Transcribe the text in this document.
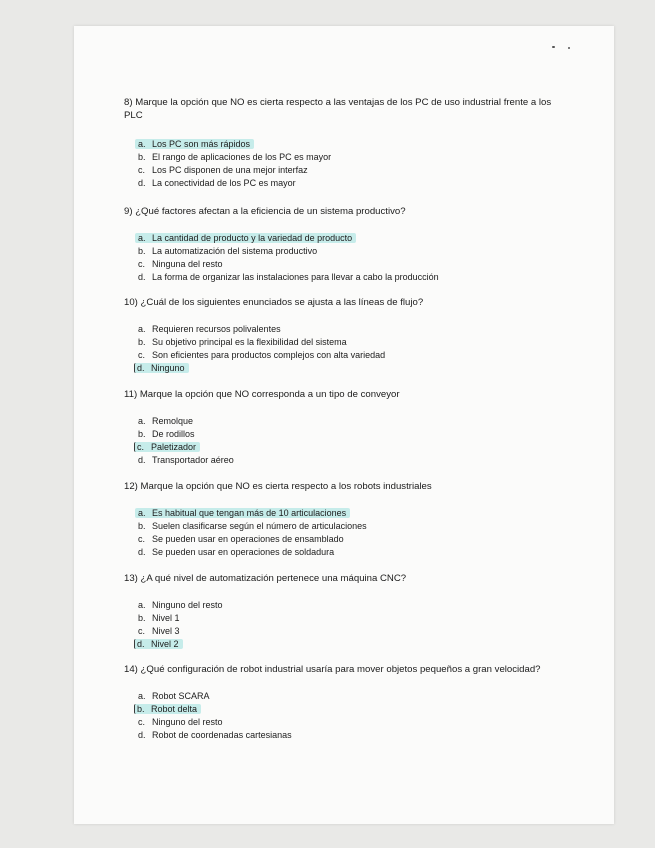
8) Marque la opción que NO es cierta respecto a las ventajas de los PC de uso industrial frente a los PLC
a. Los PC son más rápidos
b. El rango de aplicaciones de los PC es mayor
c. Los PC disponen de una mejor interfaz
d. La conectividad de los PC es mayor
9) ¿Qué factores afectan a la eficiencia de un sistema productivo?
a. La cantidad de producto y la variedad de producto
b. La automatización del sistema productivo
c. Ninguna del resto
d. La forma de organizar las instalaciones para llevar a cabo la producción
10) ¿Cuál de los siguientes enunciados se ajusta a las líneas de flujo?
a. Requieren recursos polivalentes
b. Su objetivo principal es la flexibilidad del sistema
c. Son eficientes para productos complejos con alta variedad
d. Ninguno
11) Marque la opción que NO corresponda a un tipo de conveyor
a. Remolque
b. De rodillos
c. Paletizador
d. Transportador aéreo
12) Marque la opción que NO es cierta respecto a los robots industriales
a. Es habitual que tengan más de 10 articulaciones
b. Suelen clasificarse según el número de articulaciones
c. Se pueden usar en operaciones de ensamblado
d. Se pueden usar en operaciones de soldadura
13) ¿A qué nivel de automatización pertenece una máquina CNC?
a. Ninguno del resto
b. Nivel 1
c. Nivel 3
d. Nivel 2
14) ¿Qué configuración de robot industrial usaría para mover objetos pequeños a gran velocidad?
a. Robot SCARA
b. Robot delta
c. Ninguno del resto
d. Robot de coordenadas cartesianas
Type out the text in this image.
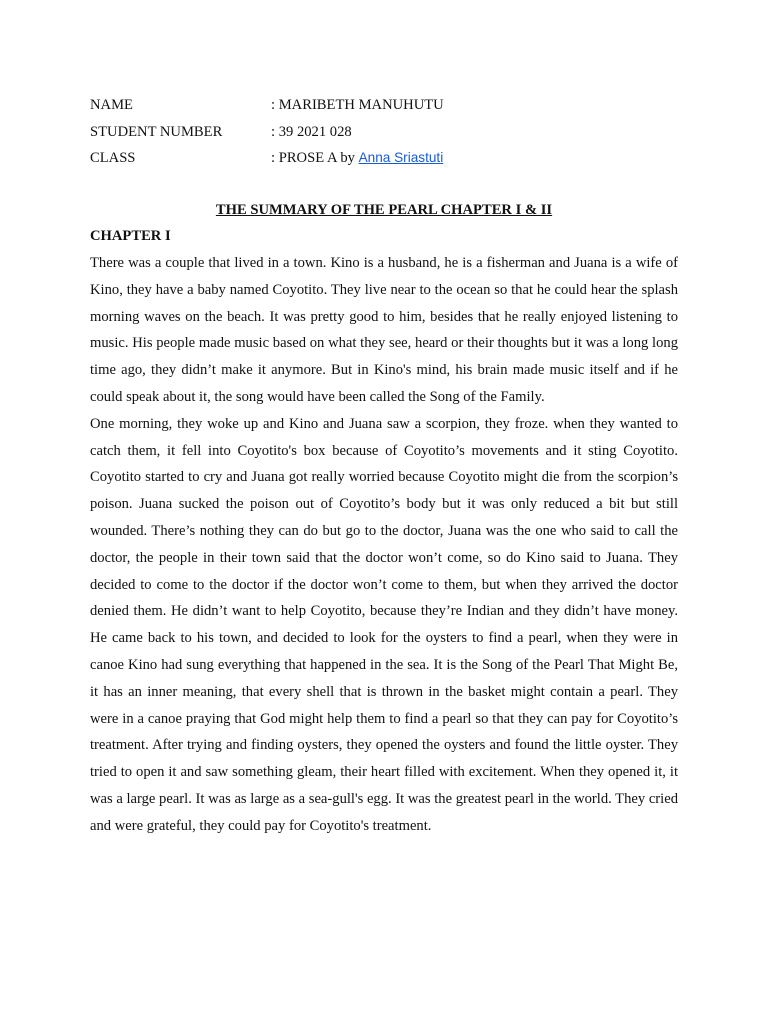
NAME	: MARIBETH MANUHUTU
STUDENT NUMBER	: 39 2021 028
CLASS	: PROSE A by Anna Sriastuti
THE SUMMARY OF THE PEARL CHAPTER I & II
CHAPTER I

There was a couple that lived in a town. Kino is a husband, he is a fisherman and Juana is a wife of Kino, they have a baby named Coyotito. They live near to the ocean so that he could hear the splash morning waves on the beach. It was pretty good to him, besides that he really enjoyed listening to music. His people made music based on what they see, heard or their thoughts but it was a long long time ago, they didn’t make it anymore. But in Kino's mind, his brain made music itself and if he could speak about it, the song would have been called the Song of the Family.

One morning, they woke up and Kino and Juana saw a scorpion, they froze. when they wanted to catch them, it fell into Coyotito's box because of Coyotito’s movements and it sting Coyotito. Coyotito started to cry and Juana got really worried because Coyotito might die from the scorpion’s poison. Juana sucked the poison out of Coyotito’s body but it was only reduced a bit but still wounded. There’s nothing they can do but go to the doctor, Juana was the one who said to call the doctor, the people in their town said that the doctor won’t come, so do Kino said to Juana. They decided to come to the doctor if the doctor won’t come to them, but when they arrived the doctor denied them. He didn’t want to help Coyotito, because they’re Indian and they didn’t have money. He came back to his town, and decided to look for the oysters to find a pearl, when they were in canoe Kino had sung everything that happened in the sea. It is the Song of the Pearl That Might Be, it has an inner meaning, that every shell that is thrown in the basket might contain a pearl. They were in a canoe praying that God might help them to find a pearl so that they can pay for Coyotito’s treatment. After trying and finding oysters, they opened the oysters and found the little oyster. They tried to open it and saw something gleam, their heart filled with excitement. When they opened it, it was a large pearl. It was as large as a sea-gull's egg. It was the greatest pearl in the world. They cried and were grateful, they could pay for Coyotito's treatment.
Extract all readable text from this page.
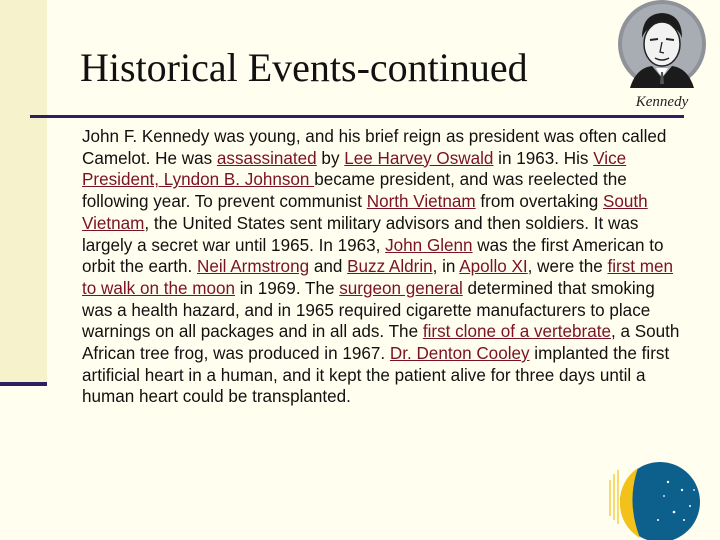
Historical Events-continued
Kennedy

John F. Kennedy was young, and his brief reign as president was often called Camelot. He was assassinated by Lee Harvey Oswald in 1963. His Vice President, Lyndon B. Johnson became president, and was reelected the following year. To prevent communist North Vietnam from overtaking South Vietnam, the United States sent military advisors and then soldiers. It was largely a secret war until 1965. In 1963, John Glenn was the first American to orbit the earth. Neil Armstrong and Buzz Aldrin, in Apollo XI, were the first men to walk on the moon in 1969. The surgeon general determined that smoking was a health hazard, and in 1965 required cigarette manufacturers to place warnings on all packages and in all ads. The first clone of a vertebrate, a South African tree frog, was produced in 1967. Dr. Denton Cooley implanted the first artificial heart in a human, and it kept the patient alive for three days until a human heart could be transplanted.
....................
**Exercise aim:** Pictures are to be left out; otherwise, copy exactly each line from the one containing "Extract all readable text from this page." through the last line of the listing.

**The answer:**
Extract all readable text from this page.
Historical Events-continued
Kennedy

John F. Kennedy was young, and his brief reign as president was often called Camelot. He was assassinated by Lee Harvey Oswald in 1963. His Vice President, Lyndon B. Johnson became president, and was reelected the following year. To prevent communist North Vietnam from overtaking South Vietnam, the United States sent military advisors and then soldiers. It was largely a secret war until 1965. In 1963, John Glenn was the first American to orbit the earth. Neil Armstrong and Buzz Aldrin, in Apollo XI, were the first men to walk on the moon in 1969. The surgeon general determined that smoking was a health hazard, and in 1965 required cigarette manufacturers to place warnings on all packages and in all ads. The first clone of a vertebrate, a South African tree frog, was produced in 1967. Dr. Denton Cooley implanted the first artificial heart in a human, and it kept the patient alive for three days until a human heart could be transplanted.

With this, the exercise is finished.